• Collected data entries:
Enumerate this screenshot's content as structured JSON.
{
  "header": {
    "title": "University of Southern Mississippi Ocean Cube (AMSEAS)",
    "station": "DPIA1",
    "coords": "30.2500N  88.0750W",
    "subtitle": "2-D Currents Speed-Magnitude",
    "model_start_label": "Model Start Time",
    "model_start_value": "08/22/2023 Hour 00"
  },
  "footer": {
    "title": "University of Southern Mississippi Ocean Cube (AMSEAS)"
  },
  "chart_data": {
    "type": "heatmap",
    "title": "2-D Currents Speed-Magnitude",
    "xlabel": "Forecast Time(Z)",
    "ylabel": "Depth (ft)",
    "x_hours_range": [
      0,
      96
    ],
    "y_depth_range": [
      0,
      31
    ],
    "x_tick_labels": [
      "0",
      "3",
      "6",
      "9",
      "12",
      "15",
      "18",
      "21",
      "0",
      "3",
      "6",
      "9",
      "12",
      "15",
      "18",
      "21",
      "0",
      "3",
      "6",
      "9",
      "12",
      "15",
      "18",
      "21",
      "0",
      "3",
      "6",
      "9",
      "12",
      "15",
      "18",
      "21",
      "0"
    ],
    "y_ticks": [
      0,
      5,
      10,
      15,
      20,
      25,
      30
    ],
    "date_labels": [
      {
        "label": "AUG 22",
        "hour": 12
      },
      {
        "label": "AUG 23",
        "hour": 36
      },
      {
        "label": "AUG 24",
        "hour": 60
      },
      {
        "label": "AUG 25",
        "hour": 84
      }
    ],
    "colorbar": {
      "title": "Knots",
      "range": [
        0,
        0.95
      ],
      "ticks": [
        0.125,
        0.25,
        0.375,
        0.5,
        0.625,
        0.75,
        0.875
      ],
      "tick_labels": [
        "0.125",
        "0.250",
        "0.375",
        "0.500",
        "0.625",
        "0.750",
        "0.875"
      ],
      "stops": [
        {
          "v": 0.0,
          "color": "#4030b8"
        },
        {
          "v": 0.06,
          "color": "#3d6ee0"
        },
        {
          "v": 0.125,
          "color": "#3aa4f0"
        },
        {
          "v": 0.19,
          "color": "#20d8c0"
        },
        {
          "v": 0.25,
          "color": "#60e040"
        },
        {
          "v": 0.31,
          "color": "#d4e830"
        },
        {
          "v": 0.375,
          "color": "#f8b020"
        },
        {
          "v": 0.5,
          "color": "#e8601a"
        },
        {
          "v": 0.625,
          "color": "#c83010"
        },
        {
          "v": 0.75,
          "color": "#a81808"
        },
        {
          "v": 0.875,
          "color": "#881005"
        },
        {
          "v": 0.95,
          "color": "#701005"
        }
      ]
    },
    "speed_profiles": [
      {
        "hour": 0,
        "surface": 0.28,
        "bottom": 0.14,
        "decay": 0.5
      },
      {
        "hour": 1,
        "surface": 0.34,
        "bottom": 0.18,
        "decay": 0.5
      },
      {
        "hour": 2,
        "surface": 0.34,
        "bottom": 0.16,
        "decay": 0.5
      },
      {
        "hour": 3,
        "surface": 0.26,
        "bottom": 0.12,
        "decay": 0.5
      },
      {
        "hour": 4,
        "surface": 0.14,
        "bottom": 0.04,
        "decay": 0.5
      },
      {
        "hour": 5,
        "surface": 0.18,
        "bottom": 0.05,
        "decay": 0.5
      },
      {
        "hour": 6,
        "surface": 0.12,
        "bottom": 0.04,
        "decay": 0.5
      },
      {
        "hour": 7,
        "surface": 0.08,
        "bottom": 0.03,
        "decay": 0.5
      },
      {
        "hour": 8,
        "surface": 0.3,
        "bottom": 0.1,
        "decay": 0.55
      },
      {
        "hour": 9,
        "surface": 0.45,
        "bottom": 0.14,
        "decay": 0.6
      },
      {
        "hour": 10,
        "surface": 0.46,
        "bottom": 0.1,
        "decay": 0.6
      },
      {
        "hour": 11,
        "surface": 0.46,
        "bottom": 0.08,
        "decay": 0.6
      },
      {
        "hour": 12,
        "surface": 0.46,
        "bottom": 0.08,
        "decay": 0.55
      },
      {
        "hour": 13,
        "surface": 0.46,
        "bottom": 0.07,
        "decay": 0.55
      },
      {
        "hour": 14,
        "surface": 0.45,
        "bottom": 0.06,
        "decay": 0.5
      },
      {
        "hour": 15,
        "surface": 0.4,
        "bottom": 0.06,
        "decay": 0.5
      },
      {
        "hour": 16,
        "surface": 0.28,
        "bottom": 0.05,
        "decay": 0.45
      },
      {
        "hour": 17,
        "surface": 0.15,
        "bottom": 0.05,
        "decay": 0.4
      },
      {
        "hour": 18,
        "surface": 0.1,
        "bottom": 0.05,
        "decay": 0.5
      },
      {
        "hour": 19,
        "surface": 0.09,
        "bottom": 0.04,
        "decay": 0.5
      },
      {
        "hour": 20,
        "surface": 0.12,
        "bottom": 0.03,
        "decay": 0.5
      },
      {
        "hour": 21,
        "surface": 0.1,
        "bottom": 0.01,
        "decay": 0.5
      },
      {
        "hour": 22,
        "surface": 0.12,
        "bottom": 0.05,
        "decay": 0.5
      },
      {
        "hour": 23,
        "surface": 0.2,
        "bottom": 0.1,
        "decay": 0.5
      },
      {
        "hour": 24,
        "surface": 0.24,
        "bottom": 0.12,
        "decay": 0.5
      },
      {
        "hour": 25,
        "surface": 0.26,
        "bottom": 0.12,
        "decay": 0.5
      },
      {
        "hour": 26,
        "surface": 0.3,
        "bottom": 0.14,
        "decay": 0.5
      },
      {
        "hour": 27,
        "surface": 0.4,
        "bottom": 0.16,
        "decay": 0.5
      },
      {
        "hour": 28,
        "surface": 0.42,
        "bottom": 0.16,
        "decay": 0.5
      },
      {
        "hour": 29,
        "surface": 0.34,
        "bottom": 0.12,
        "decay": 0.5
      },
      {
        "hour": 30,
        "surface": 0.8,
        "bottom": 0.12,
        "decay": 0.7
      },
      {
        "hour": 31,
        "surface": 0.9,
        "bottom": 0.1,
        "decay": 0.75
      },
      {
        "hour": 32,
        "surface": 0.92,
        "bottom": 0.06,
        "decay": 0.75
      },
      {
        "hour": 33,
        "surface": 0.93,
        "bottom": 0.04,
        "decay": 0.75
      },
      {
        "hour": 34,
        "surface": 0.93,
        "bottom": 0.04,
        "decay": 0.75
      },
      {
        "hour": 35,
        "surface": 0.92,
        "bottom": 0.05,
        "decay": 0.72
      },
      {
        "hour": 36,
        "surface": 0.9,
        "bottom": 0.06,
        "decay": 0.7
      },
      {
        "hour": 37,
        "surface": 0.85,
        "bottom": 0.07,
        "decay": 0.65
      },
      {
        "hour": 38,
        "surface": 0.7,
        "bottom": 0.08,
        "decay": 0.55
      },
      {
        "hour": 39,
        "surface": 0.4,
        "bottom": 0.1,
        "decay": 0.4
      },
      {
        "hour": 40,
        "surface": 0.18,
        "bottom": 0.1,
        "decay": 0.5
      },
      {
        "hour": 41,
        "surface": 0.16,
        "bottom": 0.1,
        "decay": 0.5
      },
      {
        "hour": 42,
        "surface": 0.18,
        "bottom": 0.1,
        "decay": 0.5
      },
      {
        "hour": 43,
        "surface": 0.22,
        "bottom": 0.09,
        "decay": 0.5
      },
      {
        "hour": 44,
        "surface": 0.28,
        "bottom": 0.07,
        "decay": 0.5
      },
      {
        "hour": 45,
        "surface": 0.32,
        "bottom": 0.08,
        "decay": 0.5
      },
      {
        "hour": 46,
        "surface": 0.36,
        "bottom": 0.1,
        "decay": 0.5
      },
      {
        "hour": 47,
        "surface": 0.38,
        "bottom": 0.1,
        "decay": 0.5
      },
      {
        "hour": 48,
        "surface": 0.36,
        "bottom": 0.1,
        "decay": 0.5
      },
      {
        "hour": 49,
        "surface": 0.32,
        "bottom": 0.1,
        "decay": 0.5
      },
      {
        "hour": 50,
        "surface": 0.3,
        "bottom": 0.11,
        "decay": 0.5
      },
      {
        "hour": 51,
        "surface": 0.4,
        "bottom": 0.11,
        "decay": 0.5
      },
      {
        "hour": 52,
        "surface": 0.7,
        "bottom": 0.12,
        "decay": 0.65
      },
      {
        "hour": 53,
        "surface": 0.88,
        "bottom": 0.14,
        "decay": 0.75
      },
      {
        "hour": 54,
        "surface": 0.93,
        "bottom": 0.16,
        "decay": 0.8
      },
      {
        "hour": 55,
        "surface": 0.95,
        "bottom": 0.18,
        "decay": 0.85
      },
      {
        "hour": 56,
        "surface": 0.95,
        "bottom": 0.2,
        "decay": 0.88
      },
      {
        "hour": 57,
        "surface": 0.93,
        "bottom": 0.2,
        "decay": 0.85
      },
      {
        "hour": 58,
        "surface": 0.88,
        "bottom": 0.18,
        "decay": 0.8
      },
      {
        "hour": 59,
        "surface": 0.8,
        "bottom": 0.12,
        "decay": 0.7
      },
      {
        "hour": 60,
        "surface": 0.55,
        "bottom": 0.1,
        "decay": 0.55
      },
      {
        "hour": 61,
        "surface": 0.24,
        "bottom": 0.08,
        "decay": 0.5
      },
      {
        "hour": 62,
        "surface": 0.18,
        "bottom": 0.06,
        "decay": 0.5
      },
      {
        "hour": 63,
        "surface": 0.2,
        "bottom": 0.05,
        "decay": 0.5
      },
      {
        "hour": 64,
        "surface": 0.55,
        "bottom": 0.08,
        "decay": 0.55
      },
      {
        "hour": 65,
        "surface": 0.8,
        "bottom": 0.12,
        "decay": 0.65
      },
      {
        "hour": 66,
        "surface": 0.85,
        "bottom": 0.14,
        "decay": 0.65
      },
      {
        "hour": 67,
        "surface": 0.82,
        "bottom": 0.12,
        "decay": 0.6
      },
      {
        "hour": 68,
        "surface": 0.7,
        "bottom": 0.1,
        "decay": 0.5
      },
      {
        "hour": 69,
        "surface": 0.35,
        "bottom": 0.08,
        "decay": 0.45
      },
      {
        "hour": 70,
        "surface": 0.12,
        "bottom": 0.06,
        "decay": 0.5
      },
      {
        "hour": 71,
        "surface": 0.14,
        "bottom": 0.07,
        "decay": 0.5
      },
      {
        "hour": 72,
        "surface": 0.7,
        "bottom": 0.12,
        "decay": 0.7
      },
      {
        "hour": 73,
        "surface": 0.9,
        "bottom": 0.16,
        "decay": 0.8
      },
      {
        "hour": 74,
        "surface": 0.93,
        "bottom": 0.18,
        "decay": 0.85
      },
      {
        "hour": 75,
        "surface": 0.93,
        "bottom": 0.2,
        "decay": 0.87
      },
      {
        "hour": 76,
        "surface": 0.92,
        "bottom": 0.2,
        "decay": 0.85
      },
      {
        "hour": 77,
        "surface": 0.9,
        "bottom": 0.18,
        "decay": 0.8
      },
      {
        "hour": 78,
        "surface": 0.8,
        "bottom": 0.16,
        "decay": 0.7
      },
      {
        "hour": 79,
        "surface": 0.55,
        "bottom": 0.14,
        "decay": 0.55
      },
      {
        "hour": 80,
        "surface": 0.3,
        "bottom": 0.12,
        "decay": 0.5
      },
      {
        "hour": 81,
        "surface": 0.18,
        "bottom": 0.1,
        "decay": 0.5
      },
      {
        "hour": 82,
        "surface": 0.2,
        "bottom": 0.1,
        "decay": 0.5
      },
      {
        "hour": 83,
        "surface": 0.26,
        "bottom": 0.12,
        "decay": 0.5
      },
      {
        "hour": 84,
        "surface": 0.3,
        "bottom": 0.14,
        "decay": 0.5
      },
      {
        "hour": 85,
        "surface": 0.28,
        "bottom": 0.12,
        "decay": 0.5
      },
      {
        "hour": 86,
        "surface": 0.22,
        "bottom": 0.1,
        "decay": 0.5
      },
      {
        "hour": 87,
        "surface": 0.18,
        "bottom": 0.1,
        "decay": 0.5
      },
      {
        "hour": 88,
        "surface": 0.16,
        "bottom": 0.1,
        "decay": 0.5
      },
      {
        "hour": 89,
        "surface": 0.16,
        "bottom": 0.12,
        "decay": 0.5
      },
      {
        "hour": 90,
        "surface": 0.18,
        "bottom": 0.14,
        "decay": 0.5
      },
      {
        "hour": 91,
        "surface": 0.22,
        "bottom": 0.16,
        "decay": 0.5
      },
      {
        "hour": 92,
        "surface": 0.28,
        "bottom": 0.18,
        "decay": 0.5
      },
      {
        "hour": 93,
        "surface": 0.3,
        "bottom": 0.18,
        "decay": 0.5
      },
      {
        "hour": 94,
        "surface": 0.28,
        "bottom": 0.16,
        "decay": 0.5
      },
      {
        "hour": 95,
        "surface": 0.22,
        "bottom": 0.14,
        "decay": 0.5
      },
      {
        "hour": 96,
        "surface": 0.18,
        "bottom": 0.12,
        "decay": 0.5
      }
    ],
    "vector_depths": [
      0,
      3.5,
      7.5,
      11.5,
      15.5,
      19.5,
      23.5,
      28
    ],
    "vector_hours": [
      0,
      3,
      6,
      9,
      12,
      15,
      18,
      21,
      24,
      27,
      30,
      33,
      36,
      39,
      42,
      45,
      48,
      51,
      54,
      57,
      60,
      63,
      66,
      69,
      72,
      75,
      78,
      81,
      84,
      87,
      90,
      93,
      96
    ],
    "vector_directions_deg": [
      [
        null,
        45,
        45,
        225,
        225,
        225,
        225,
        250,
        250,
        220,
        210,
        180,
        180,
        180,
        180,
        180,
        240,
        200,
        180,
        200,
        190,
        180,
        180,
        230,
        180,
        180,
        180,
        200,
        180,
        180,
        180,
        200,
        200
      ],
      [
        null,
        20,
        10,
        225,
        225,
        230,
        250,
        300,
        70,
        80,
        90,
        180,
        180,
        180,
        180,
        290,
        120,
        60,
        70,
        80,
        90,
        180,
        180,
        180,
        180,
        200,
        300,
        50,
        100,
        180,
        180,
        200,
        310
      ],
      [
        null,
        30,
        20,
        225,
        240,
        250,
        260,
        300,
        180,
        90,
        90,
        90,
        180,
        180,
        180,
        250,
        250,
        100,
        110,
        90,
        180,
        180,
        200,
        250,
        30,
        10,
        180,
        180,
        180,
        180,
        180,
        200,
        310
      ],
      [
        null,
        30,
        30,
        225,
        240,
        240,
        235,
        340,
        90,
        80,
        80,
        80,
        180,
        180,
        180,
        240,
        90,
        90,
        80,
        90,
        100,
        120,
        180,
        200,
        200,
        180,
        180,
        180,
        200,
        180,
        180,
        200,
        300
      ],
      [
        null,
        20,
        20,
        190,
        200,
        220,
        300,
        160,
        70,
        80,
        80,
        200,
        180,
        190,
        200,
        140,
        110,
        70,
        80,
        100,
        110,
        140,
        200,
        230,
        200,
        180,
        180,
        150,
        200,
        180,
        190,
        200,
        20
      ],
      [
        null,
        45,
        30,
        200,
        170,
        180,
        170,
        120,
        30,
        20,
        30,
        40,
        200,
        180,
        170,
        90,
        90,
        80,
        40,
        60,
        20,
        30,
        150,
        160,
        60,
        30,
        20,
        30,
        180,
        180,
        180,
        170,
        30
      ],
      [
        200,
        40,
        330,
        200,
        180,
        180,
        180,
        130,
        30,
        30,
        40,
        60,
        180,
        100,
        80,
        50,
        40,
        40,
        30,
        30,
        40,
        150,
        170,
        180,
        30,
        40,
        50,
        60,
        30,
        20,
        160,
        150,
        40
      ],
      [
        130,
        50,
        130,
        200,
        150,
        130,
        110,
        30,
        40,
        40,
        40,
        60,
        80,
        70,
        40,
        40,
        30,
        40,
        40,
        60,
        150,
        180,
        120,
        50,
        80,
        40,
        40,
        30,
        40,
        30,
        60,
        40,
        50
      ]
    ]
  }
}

• Work instructions: Collect the complete line wherever the string "Cube" appears in the records.

• Problem solution:
    "title": "University of Southern Mississippi Ocean Cube (AMSEAS)",
    "title": "University of Southern Mississippi Ocean Cube (AMSEAS)"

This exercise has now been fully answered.